* _Source text_:
2021 NAIA baseball tournament
- Teams: 46
- Finals site: Harris Field; Lewiston, Idaho;
- Champions: Georgia Gwinnett (1st title)
- Winning coach: Jeremy Sheetinger
- MVP: Hunter Dollander (Georgia Gwinnett)

= 2021 NAIA baseball tournament =

The 2021 NAIA baseball tournament was the 64th edition of the NAIA baseball championship. The 46-team tournament began on May 17 with Opening Round games across nine different sites and concluded with the 2021 NAIA World Series in Lewiston, Idaho that began on May 28 and ended on June 3. Georgia Gwinnett defeated Central Methodist (MO) 8–4 in the championship game for their first title in program history. This was the most recent championship game(s) in which both teams would be vying for their first national title.

The 46 participating teams were selected from all eligible NAIA teams with the World Series host receiving an automatic bid to the NAIA World Series. The remaining 45 teams participated in the Opening Round with 30 teams being awarded automatic bids as either champions and/or runners-up of their conferences, and 15 teams were selected at-large by the National Selection Committee. Teams were then placed into one of nine pre-determined Opening Round sites of five teams a piece, each of which is conducted via a double-elimination tournament. The winners of each of the Opening Round sites plus the World Series host team participated in the NAIA World Series.

This would be the final year in which the team hosting the NAIA World Series would bypass the Opening Round and directly receive an automatic bid to the World Series.

==Tournament procedure==
A total of 46 teams entered the tournament. As World Series host, Lewis–Clark State received an automatic bid into the NAIA World Series. 30 automatic bids were determined by either winning their conference's regular season championship, conference tournament, and/or conference tournament runner-up. The other 15 bids were at-large, with selections determined by the NAIA Baseball National Selection Committee.

==Opening round hosts==
On May 3, the NAIA announced the nine opening round host sites, which were played from May 17–20.

* _Material_:
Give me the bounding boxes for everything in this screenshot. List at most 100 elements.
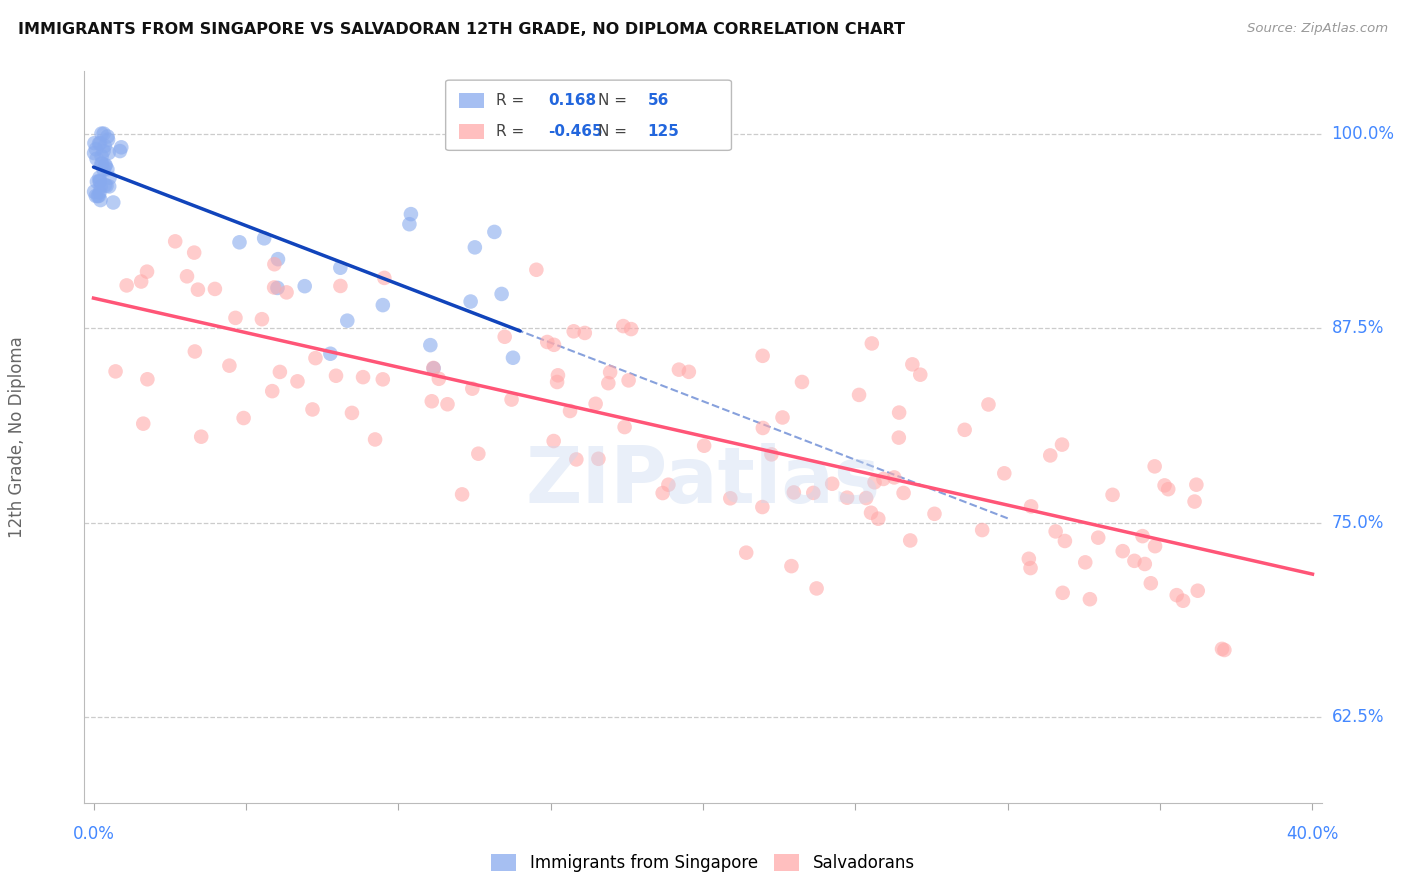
Point [806, 582, 828, 596]
Point [901, 357, 924, 371]
Point [419, 338, 441, 352]
Point [1052, 586, 1074, 600]
Point [494, 330, 516, 344]
Point [761, 447, 783, 461]
Point [89, 174, 111, 188]
Point [115, 278, 138, 293]
Bar [460, 94, 484, 108]
Text: 62.5%: 62.5% [1331, 708, 1384, 726]
Point [87, 189, 110, 203]
Point [89, 186, 111, 200]
Point [294, 279, 316, 293]
Point [451, 487, 474, 501]
Point [136, 265, 159, 279]
Point [1045, 524, 1067, 539]
Point [422, 360, 444, 375]
Point [562, 324, 585, 338]
Point [373, 271, 395, 285]
Point [855, 491, 877, 505]
Point [204, 282, 226, 296]
Point [1039, 449, 1062, 463]
Text: 40.0%: 40.0% [1286, 825, 1339, 843]
Point [543, 434, 565, 448]
Text: R =: R = [496, 124, 524, 139]
Point [132, 417, 155, 431]
Point [898, 533, 921, 548]
Point [751, 349, 773, 363]
Point [319, 347, 342, 361]
Text: 12th Grade, No Diploma: 12th Grade, No Diploma [8, 336, 25, 538]
Point [887, 406, 910, 420]
Point [89, 136, 111, 151]
Point [371, 372, 394, 386]
Text: 75.0%: 75.0% [1331, 514, 1384, 532]
Point [1143, 459, 1166, 474]
Point [136, 372, 159, 386]
Point [678, 365, 700, 379]
Point [304, 351, 326, 365]
Point [1213, 643, 1236, 657]
Point [868, 511, 890, 525]
Point [183, 245, 205, 260]
Text: 87.5%: 87.5% [1331, 319, 1384, 337]
Point [266, 281, 288, 295]
Point [86, 152, 108, 166]
Point [97, 133, 120, 147]
Point [953, 423, 976, 437]
Text: R =: R = [496, 94, 524, 108]
Text: ZIPatlas: ZIPatlas [526, 443, 880, 519]
Text: 125: 125 [647, 124, 679, 139]
Point [420, 394, 443, 409]
Point [536, 334, 558, 349]
Point [502, 351, 524, 365]
Point [613, 420, 636, 434]
Point [977, 397, 1000, 411]
Point [651, 486, 673, 500]
Point [588, 451, 610, 466]
Point [1087, 531, 1109, 545]
Point [860, 506, 883, 520]
Point [267, 252, 290, 267]
Point [427, 372, 450, 386]
Point [1019, 500, 1042, 514]
Point [598, 376, 620, 391]
Point [1187, 583, 1209, 598]
Point [1157, 482, 1180, 496]
Point [371, 298, 394, 312]
Point [543, 338, 565, 352]
Point [329, 279, 352, 293]
Text: -0.465: -0.465 [548, 124, 603, 139]
Text: 56: 56 [647, 94, 669, 108]
Point [90, 127, 112, 141]
Point [91, 157, 114, 171]
Point [574, 326, 596, 340]
Point [184, 344, 207, 359]
Point [1050, 437, 1073, 451]
Point [108, 144, 131, 158]
Point [1018, 551, 1040, 566]
Text: 0.168: 0.168 [548, 94, 596, 108]
Point [1133, 557, 1156, 571]
Point [398, 217, 420, 231]
Point [612, 319, 634, 334]
Point [1184, 494, 1206, 508]
Point [94, 159, 117, 173]
Point [924, 507, 946, 521]
Point [336, 313, 359, 327]
Point [461, 382, 484, 396]
Point [860, 336, 883, 351]
Point [501, 392, 523, 407]
Point [1166, 588, 1188, 602]
Point [467, 447, 489, 461]
Point [783, 485, 806, 500]
Point [89, 174, 111, 188]
Point [1153, 478, 1175, 492]
Point [863, 475, 886, 490]
Point [232, 411, 254, 425]
Point [165, 235, 187, 249]
Text: N =: N = [598, 94, 627, 108]
Point [617, 373, 640, 387]
Point [546, 375, 568, 389]
Text: 100.0%: 100.0% [1331, 125, 1395, 143]
Point [90, 149, 112, 163]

* _Stated problem A_: Write out the passage of the tournament article between "This would be" and "Baseball National Selection Committee.", inclusive.
* _Stated problem B_: According to the tournament article, what was the final score of the championship game?
The rows are separate material from the tournament article.

* _Finished answer A_:
This would be the final year in which the team hosting the NAIA World Series would bypass the Opening Round and directly receive an automatic bid to the World Series.

==Tournament procedure==
A total of 46 teams entered the tournament. As World Series host, Lewis–Clark State received an automatic bid into the NAIA World Series. 30 automatic bids were determined by either winning their conference's regular season championship, conference tournament, and/or conference tournament runner-up. The other 15 bids were at-large, with selections determined by the NAIA Baseball National Selection Committee.

* _Finished answer B_: Georgia Gwinnett beat Central Methodist (MO) 8–4.